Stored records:

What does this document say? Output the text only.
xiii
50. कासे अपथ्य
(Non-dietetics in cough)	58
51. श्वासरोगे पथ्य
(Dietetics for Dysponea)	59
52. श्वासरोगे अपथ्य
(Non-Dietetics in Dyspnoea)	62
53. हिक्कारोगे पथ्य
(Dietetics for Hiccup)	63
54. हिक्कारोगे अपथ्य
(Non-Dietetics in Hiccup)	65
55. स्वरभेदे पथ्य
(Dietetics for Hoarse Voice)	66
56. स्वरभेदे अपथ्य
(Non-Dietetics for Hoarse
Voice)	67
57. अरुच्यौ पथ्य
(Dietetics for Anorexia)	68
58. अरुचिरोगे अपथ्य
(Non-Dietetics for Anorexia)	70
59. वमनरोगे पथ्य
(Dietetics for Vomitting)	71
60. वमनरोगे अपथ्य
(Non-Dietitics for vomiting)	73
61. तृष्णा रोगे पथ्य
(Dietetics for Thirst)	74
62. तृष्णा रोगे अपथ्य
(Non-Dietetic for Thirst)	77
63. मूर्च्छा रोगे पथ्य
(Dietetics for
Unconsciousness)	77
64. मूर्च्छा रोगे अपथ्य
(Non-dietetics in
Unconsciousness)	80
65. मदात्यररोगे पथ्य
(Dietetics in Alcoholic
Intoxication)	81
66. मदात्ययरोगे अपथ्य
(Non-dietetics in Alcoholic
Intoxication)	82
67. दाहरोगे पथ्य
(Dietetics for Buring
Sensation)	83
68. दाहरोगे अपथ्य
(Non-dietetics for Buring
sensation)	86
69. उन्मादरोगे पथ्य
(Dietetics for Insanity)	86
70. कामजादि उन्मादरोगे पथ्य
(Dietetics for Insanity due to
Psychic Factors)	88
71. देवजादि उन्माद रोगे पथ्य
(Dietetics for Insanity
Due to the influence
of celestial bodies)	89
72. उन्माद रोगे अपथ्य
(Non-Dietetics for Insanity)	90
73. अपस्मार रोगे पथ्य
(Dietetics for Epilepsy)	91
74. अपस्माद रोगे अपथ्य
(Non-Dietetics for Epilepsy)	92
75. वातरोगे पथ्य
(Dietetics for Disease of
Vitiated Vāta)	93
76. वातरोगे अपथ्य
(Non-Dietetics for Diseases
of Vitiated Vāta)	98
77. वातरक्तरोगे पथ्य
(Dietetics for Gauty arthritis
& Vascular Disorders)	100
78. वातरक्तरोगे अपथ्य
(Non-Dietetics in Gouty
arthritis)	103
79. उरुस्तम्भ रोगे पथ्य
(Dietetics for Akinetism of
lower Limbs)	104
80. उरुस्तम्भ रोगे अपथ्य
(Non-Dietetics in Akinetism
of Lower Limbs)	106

#### EXERCISE DETAILS
Reproduce every record, matching each line exactly.

#### RESULT FOR THIS EXERCISE
What does this document say? Output the text only.
xiii
50. कासे अपथ्य
(Non-dietetics in cough)	58
51. श्वासरोगे पथ्य
(Dietetics for Dysponea)	59
52. श्वासरोगे अपथ्य
(Non-Dietetics in Dyspnoea)	62
53. हिक्कारोगे पथ्य
(Dietetics for Hiccup)	63
54. हिक्कारोगे अपथ्य
(Non-Dietetics in Hiccup)	65
55. स्वरभेदे पथ्य
(Dietetics for Hoarse Voice)	66
56. स्वरभेदे अपथ्य
(Non-Dietetics for Hoarse
Voice)	67
57. अरुच्यौ पथ्य
(Dietetics for Anorexia)	68
58. अरुचिरोगे अपथ्य
(Non-Dietetics for Anorexia)	70
59. वमनरोगे पथ्य
(Dietetics for Vomitting)	71
60. वमनरोगे अपथ्य
(Non-Dietitics for vomiting)	73
61. तृष्णा रोगे पथ्य
(Dietetics for Thirst)	74
62. तृष्णा रोगे अपथ्य
(Non-Dietetic for Thirst)	77
63. मूर्च्छा रोगे पथ्य
(Dietetics for
Unconsciousness)	77
64. मूर्च्छा रोगे अपथ्य
(Non-dietetics in
Unconsciousness)	80
65. मदात्यररोगे पथ्य
(Dietetics in Alcoholic
Intoxication)	81
66. मदात्ययरोगे अपथ्य
(Non-dietetics in Alcoholic
Intoxication)	82
67. दाहरोगे पथ्य
(Dietetics for Buring
Sensation)	83
68. दाहरोगे अपथ्य
(Non-dietetics for Buring
sensation)	86
69. उन्मादरोगे पथ्य
(Dietetics for Insanity)	86
70. कामजादि उन्मादरोगे पथ्य
(Dietetics for Insanity due to
Psychic Factors)	88
71. देवजादि उन्माद रोगे पथ्य
(Dietetics for Insanity
Due to the influence
of celestial bodies)	89
72. उन्माद रोगे अपथ्य
(Non-Dietetics for Insanity)	90
73. अपस्मार रोगे पथ्य
(Dietetics for Epilepsy)	91
74. अपस्माद रोगे अपथ्य
(Non-Dietetics for Epilepsy)	92
75. वातरोगे पथ्य
(Dietetics for Disease of
Vitiated Vāta)	93
76. वातरोगे अपथ्य
(Non-Dietetics for Diseases
of Vitiated Vāta)	98
77. वातरक्तरोगे पथ्य
(Dietetics for Gauty arthritis
& Vascular Disorders)	100
78. वातरक्तरोगे अपथ्य
(Non-Dietetics in Gouty
arthritis)	103
79. उरुस्तम्भ रोगे पथ्य
(Dietetics for Akinetism of
lower Limbs)	104
80. उरुस्तम्भ रोगे अपथ्य
(Non-Dietetics in Akinetism
of Lower Limbs)	106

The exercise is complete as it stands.